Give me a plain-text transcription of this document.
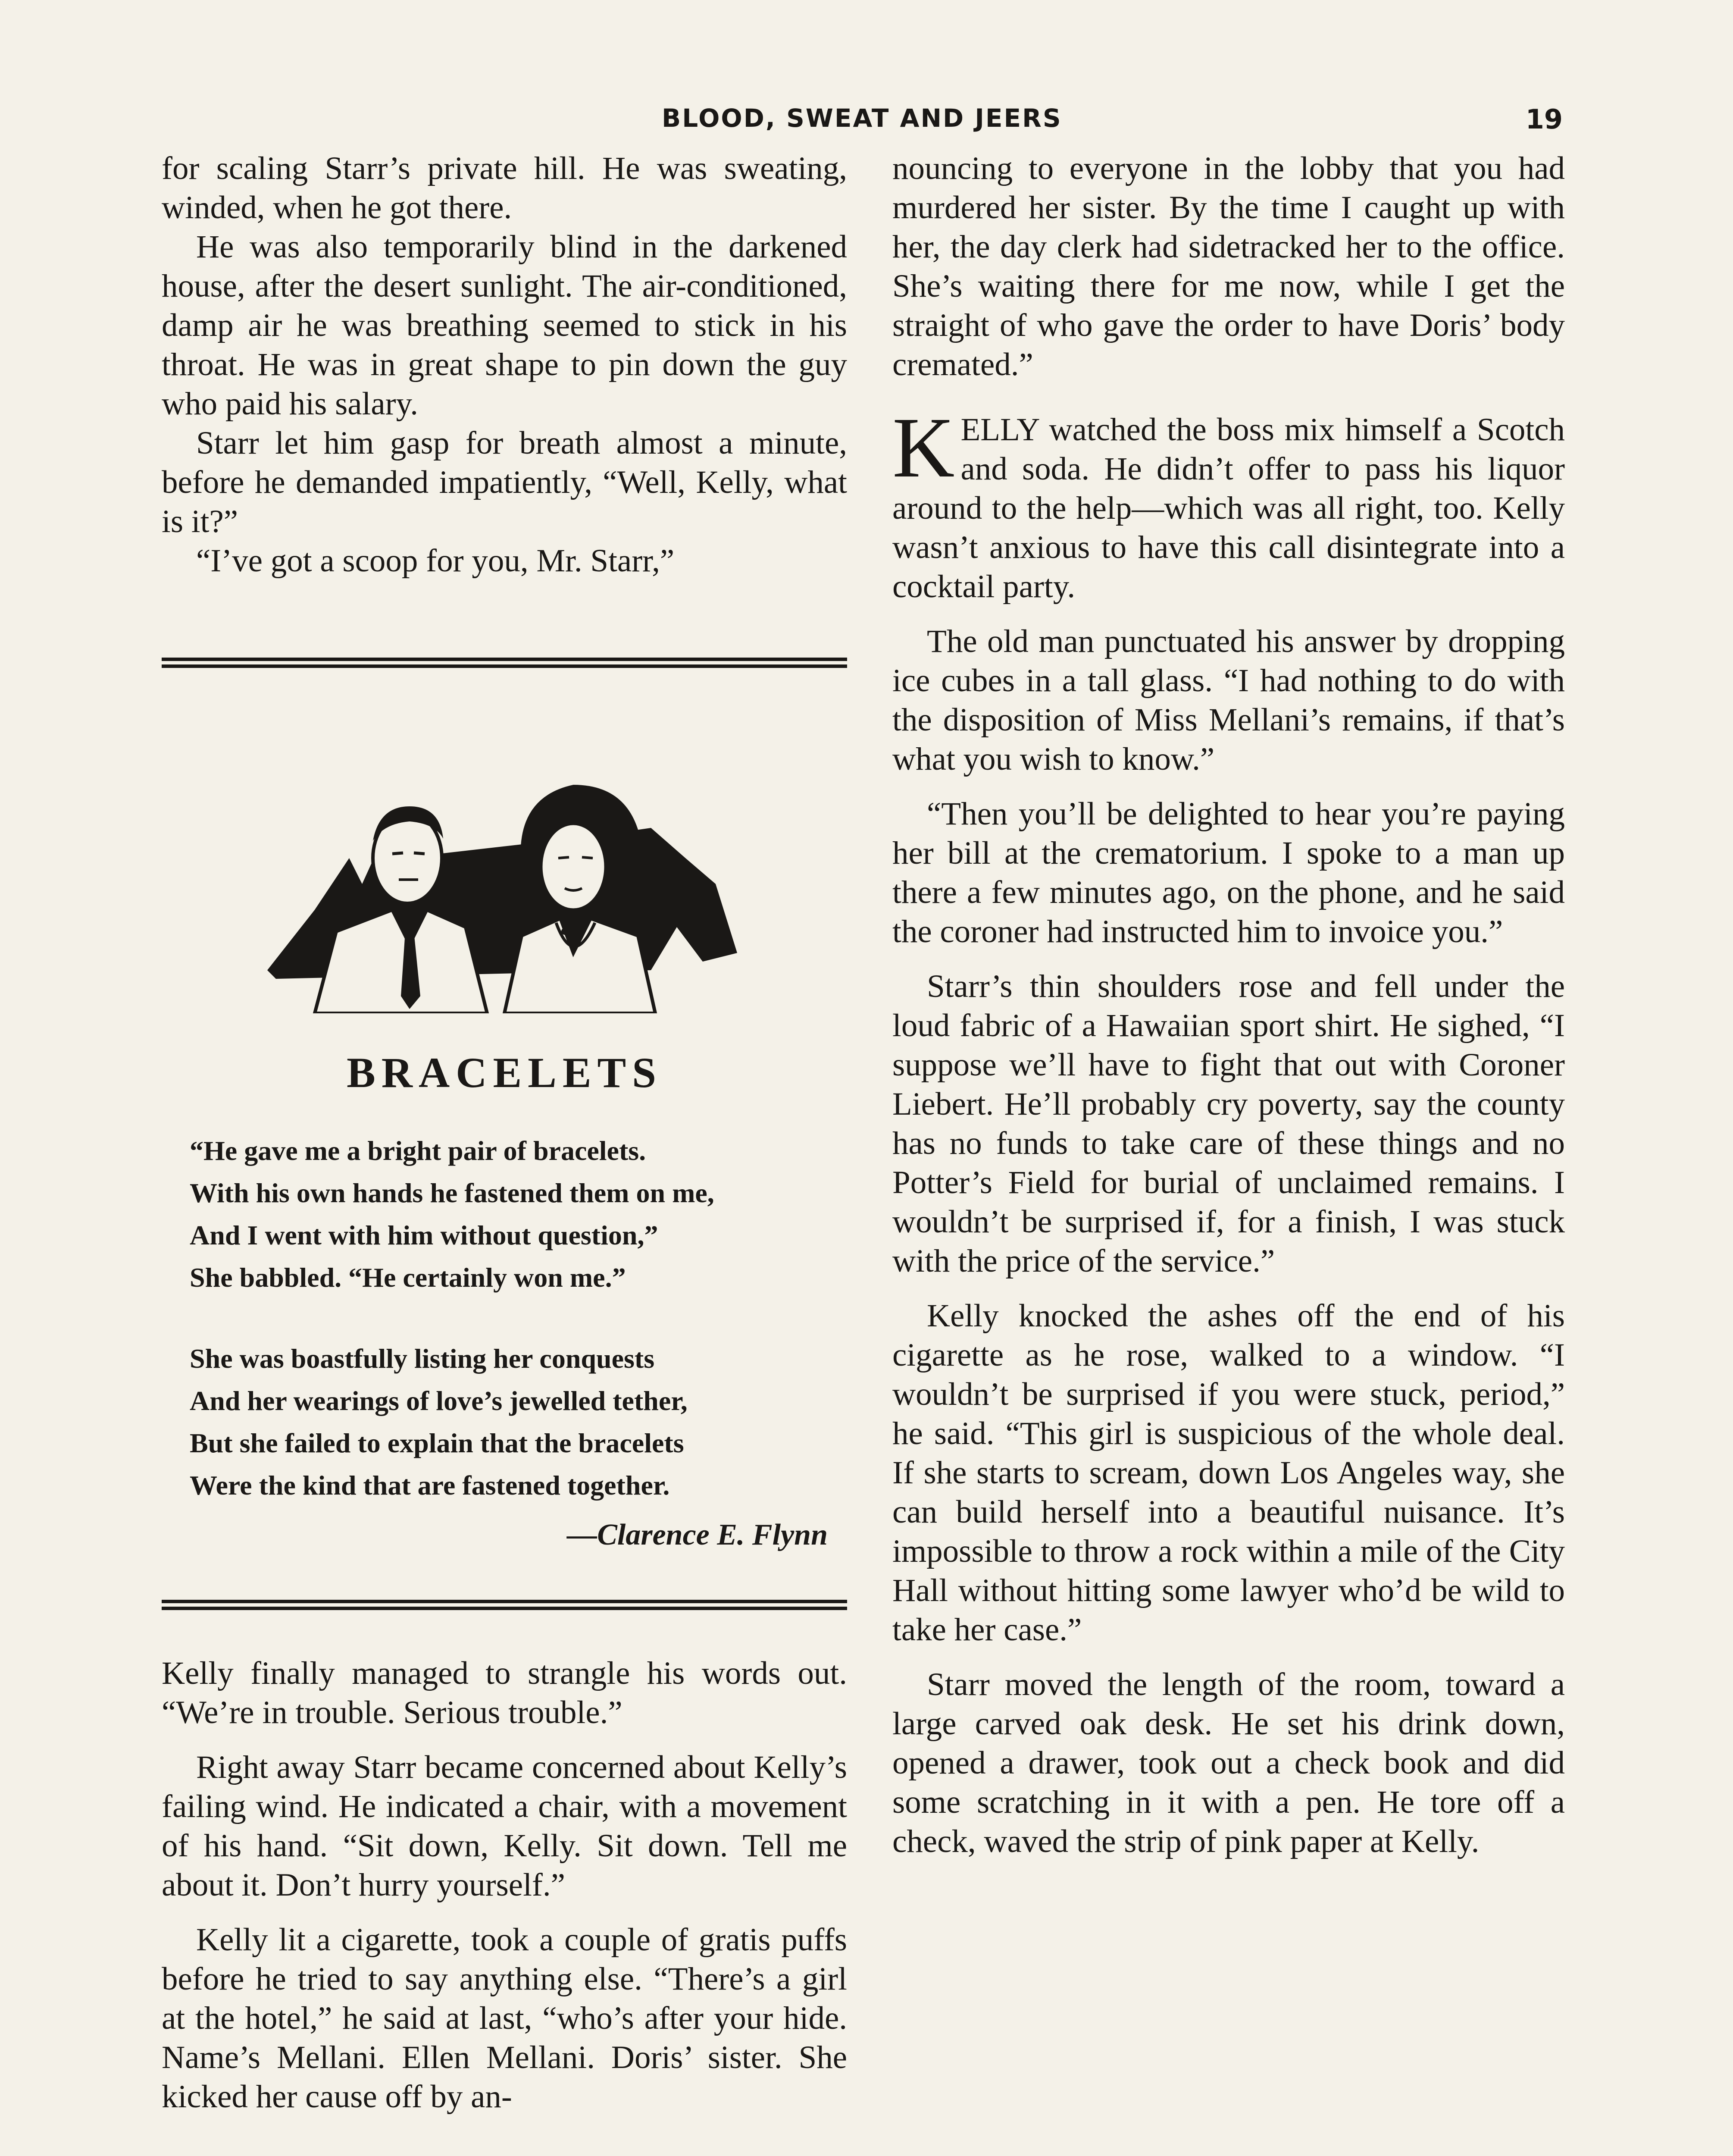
BLOOD, SWEAT AND JEERS	19

for scaling Starr’s private hill. He was sweating, winded, when he got there.

He was also temporarily blind in the darkened house, after the desert sunlight. The air-conditioned, damp air he was breathing seemed to stick in his throat. He was in great shape to pin down the guy who paid his salary.

Starr let him gasp for breath almost a minute, before he demanded impatiently, “Well, Kelly, what is it?”

“I’ve got a scoop for you, Mr. Starr,”

BRACELETS
“He gave me a bright pair of bracelets.
With his own hands he fastened them on me,
And I went with him without question,”
She babbled. “He certainly won me.”
She was boastfully listing her conquests
And her wearings of love’s jewelled tether,
But she failed to explain that the bracelets
Were the kind that are fastened together.
—Clarence E. Flynn

Kelly finally managed to strangle his words out. “We’re in trouble. Serious trouble.”

Right away Starr became concerned about Kelly’s failing wind. He indicated a chair, with a movement of his hand. “Sit down, Kelly. Sit down. Tell me about it. Don’t hurry yourself.”

Kelly lit a cigarette, took a couple of gratis puffs before he tried to say anything else. “There’s a girl at the hotel,” he said at last, “who’s after your hide. Name’s Mellani. Ellen Mellani. Doris’ sister. She kicked her cause off by an-

nouncing to everyone in the lobby that you had murdered her sister. By the time I caught up with her, the day clerk had sidetracked her to the office. She’s waiting there for me now, while I get the straight of who gave the order to have Doris’ body cremated.”

KELLY watched the boss mix himself a Scotch and soda. He didn’t offer to pass his liquor around to the help—which was all right, too. Kelly wasn’t anxious to have this call disintegrate into a cocktail party.

The old man punctuated his answer by dropping ice cubes in a tall glass. “I had nothing to do with the disposition of Miss Mellani’s remains, if that’s what you wish to know.”

“Then you’ll be delighted to hear you’re paying her bill at the crematorium. I spoke to a man up there a few minutes ago, on the phone, and he said the coroner had instructed him to invoice you.”

Starr’s thin shoulders rose and fell under the loud fabric of a Hawaiian sport shirt. He sighed, “I suppose we’ll have to fight that out with Coroner Liebert. He’ll probably cry poverty, say the county has no funds to take care of these things and no Potter’s Field for burial of unclaimed remains. I wouldn’t be surprised if, for a finish, I was stuck with the price of the service.”

Kelly knocked the ashes off the end of his cigarette as he rose, walked to a window. “I wouldn’t be surprised if you were stuck, period,” he said. “This girl is suspicious of the whole deal. If she starts to scream, down Los Angeles way, she can build herself into a beautiful nuisance. It’s impossible to throw a rock within a mile of the City Hall without hitting some lawyer who’d be wild to take her case.”

Starr moved the length of the room, toward a large carved oak desk. He set his drink down, opened a drawer, took out a check book and did some scratching in it with a pen. He tore off a check, waved the strip of pink paper at Kelly.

+--

BRIEF:
Every line is to be duplicated exactly, though pictures stay out.

OUTPUT FOR THIS TASK:
Give me a plain-text transcription of this document.
BLOOD, SWEAT AND JEERS	19

for scaling Starr’s private hill. He was sweating, winded, when he got there.

He was also temporarily blind in the darkened house, after the desert sunlight. The air-conditioned, damp air he was breathing seemed to stick in his throat. He was in great shape to pin down the guy who paid his salary.

Starr let him gasp for breath almost a minute, before he demanded impatiently, “Well, Kelly, what is it?”

“I’ve got a scoop for you, Mr. Starr,”

BRACELETS
“He gave me a bright pair of bracelets.
With his own hands he fastened them on me,
And I went with him without question,”
She babbled. “He certainly won me.”
She was boastfully listing her conquests
And her wearings of love’s jewelled tether,
But she failed to explain that the bracelets
Were the kind that are fastened together.
—Clarence E. Flynn

Kelly finally managed to strangle his words out. “We’re in trouble. Serious trouble.”

Right away Starr became concerned about Kelly’s failing wind. He indicated a chair, with a movement of his hand. “Sit down, Kelly. Sit down. Tell me about it. Don’t hurry yourself.”

Kelly lit a cigarette, took a couple of gratis puffs before he tried to say anything else. “There’s a girl at the hotel,” he said at last, “who’s after your hide. Name’s Mellani. Ellen Mellani. Doris’ sister. She kicked her cause off by an-

nouncing to everyone in the lobby that you had murdered her sister. By the time I caught up with her, the day clerk had sidetracked her to the office. She’s waiting there for me now, while I get the straight of who gave the order to have Doris’ body cremated.”

KELLY watched the boss mix himself a Scotch and soda. He didn’t offer to pass his liquor around to the help—which was all right, too. Kelly wasn’t anxious to have this call disintegrate into a cocktail party.

The old man punctuated his answer by dropping ice cubes in a tall glass. “I had nothing to do with the disposition of Miss Mellani’s remains, if that’s what you wish to know.”

“Then you’ll be delighted to hear you’re paying her bill at the crematorium. I spoke to a man up there a few minutes ago, on the phone, and he said the coroner had instructed him to invoice you.”

Starr’s thin shoulders rose and fell under the loud fabric of a Hawaiian sport shirt. He sighed, “I suppose we’ll have to fight that out with Coroner Liebert. He’ll probably cry poverty, say the county has no funds to take care of these things and no Potter’s Field for burial of unclaimed remains. I wouldn’t be surprised if, for a finish, I was stuck with the price of the service.”

Kelly knocked the ashes off the end of his cigarette as he rose, walked to a window. “I wouldn’t be surprised if you were stuck, period,” he said. “This girl is suspicious of the whole deal. If she starts to scream, down Los Angeles way, she can build herself into a beautiful nuisance. It’s impossible to throw a rock within a mile of the City Hall without hitting some lawyer who’d be wild to take her case.”

Starr moved the length of the room, toward a large carved oak desk. He set his drink down, opened a drawer, took out a check book and did some scratching in it with a pen. He tore off a check, waved the strip of pink paper at Kelly.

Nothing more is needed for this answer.